AIM =>
Using the data below, gather each line that includes the word "October".

Dataset entries
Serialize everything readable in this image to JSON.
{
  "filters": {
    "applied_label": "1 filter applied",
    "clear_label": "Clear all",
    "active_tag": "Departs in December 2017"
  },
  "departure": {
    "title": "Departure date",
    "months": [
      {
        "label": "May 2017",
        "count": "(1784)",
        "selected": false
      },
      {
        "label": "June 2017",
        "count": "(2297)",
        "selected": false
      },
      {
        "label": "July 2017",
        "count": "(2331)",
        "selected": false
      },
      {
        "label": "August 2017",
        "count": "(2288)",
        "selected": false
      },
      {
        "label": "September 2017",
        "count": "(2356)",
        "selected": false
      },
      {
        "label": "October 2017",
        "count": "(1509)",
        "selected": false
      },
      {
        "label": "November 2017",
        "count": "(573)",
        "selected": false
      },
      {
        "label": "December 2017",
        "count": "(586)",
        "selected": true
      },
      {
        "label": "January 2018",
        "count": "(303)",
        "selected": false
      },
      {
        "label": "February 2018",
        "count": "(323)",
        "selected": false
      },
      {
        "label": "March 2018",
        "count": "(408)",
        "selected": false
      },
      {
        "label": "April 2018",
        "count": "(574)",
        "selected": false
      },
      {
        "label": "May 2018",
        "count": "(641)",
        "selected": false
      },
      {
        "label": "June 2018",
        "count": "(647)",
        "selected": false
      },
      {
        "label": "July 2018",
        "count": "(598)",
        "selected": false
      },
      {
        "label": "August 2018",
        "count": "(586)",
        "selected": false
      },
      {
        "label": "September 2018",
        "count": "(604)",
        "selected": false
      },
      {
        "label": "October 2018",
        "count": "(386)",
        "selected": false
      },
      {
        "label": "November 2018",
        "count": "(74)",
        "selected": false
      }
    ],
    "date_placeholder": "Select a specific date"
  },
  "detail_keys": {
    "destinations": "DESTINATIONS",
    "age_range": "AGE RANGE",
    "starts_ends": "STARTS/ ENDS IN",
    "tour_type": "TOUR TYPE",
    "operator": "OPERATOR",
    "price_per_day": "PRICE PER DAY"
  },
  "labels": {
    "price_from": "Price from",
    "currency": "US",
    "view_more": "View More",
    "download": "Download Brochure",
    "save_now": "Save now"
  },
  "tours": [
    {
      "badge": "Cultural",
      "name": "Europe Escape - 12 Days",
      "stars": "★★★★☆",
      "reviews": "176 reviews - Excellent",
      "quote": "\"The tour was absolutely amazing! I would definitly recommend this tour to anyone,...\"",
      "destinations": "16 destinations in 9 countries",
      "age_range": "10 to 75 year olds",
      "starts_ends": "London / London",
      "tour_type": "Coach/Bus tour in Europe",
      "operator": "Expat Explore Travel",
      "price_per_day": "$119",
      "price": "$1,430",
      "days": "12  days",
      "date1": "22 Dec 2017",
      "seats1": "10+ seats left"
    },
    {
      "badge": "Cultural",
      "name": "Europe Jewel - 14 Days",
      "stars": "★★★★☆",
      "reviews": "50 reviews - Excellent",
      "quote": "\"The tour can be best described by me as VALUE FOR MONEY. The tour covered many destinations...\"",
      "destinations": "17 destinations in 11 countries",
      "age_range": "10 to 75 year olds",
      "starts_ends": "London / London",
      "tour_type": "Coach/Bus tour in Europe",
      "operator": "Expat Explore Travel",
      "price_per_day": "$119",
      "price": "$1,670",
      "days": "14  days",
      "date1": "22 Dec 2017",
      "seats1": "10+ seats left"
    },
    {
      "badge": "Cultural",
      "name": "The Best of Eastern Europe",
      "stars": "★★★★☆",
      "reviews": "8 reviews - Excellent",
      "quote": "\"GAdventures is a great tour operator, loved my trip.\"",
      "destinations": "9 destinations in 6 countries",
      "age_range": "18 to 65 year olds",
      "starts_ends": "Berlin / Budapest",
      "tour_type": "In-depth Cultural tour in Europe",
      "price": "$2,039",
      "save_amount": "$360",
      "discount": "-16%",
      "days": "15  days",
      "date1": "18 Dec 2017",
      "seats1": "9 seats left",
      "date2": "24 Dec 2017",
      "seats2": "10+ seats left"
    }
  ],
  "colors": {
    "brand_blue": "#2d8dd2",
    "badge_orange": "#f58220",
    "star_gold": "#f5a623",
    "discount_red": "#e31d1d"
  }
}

RESPONSE =>
        "label": "October 2017",
        "label": "October 2018",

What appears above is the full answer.